Input data:
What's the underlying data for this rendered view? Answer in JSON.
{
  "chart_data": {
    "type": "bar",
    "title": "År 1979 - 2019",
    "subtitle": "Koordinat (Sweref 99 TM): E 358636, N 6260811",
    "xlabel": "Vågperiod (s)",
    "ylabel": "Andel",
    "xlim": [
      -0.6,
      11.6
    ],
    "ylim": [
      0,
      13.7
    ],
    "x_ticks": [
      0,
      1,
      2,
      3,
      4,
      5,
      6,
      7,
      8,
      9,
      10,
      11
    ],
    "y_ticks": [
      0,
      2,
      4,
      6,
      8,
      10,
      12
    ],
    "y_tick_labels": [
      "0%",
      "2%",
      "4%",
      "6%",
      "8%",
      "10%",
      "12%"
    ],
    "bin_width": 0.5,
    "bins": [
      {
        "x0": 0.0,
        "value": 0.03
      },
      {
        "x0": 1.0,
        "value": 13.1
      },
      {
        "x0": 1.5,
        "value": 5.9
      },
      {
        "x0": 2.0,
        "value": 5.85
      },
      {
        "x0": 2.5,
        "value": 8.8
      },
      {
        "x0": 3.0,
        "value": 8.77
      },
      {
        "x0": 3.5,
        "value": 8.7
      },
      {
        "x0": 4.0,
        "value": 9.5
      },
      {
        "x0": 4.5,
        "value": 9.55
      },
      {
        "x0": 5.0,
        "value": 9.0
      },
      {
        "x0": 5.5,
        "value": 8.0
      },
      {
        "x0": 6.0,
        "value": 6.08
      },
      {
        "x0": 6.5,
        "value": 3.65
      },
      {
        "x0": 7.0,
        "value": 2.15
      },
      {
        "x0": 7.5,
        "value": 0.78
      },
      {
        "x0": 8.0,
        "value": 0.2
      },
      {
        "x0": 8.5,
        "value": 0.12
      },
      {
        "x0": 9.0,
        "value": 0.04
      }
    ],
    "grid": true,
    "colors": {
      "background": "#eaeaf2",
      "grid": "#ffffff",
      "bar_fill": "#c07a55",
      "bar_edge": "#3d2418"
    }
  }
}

Task prompt: Copy the material above back out, exactly as written.

Response:
What's the underlying data for this rendered view? Answer in JSON.
{
  "chart_data": {
    "type": "bar",
    "title": "År 1979 - 2019",
    "subtitle": "Koordinat (Sweref 99 TM): E 358636, N 6260811",
    "xlabel": "Vågperiod (s)",
    "ylabel": "Andel",
    "xlim": [
      -0.6,
      11.6
    ],
    "ylim": [
      0,
      13.7
    ],
    "x_ticks": [
      0,
      1,
      2,
      3,
      4,
      5,
      6,
      7,
      8,
      9,
      10,
      11
    ],
    "y_ticks": [
      0,
      2,
      4,
      6,
      8,
      10,
      12
    ],
    "y_tick_labels": [
      "0%",
      "2%",
      "4%",
      "6%",
      "8%",
      "10%",
      "12%"
    ],
    "bin_width": 0.5,
    "bins": [
      {
        "x0": 0.0,
        "value": 0.03
      },
      {
        "x0": 1.0,
        "value": 13.1
      },
      {
        "x0": 1.5,
        "value": 5.9
      },
      {
        "x0": 2.0,
        "value": 5.85
      },
      {
        "x0": 2.5,
        "value": 8.8
      },
      {
        "x0": 3.0,
        "value": 8.77
      },
      {
        "x0": 3.5,
        "value": 8.7
      },
      {
        "x0": 4.0,
        "value": 9.5
      },
      {
        "x0": 4.5,
        "value": 9.55
      },
      {
        "x0": 5.0,
        "value": 9.0
      },
      {
        "x0": 5.5,
        "value": 8.0
      },
      {
        "x0": 6.0,
        "value": 6.08
      },
      {
        "x0": 6.5,
        "value": 3.65
      },
      {
        "x0": 7.0,
        "value": 2.15
      },
      {
        "x0": 7.5,
        "value": 0.78
      },
      {
        "x0": 8.0,
        "value": 0.2
      },
      {
        "x0": 8.5,
        "value": 0.12
      },
      {
        "x0": 9.0,
        "value": 0.04
      }
    ],
    "grid": true,
    "colors": {
      "background": "#eaeaf2",
      "grid": "#ffffff",
      "bar_fill": "#c07a55",
      "bar_edge": "#3d2418"
    }
  }
}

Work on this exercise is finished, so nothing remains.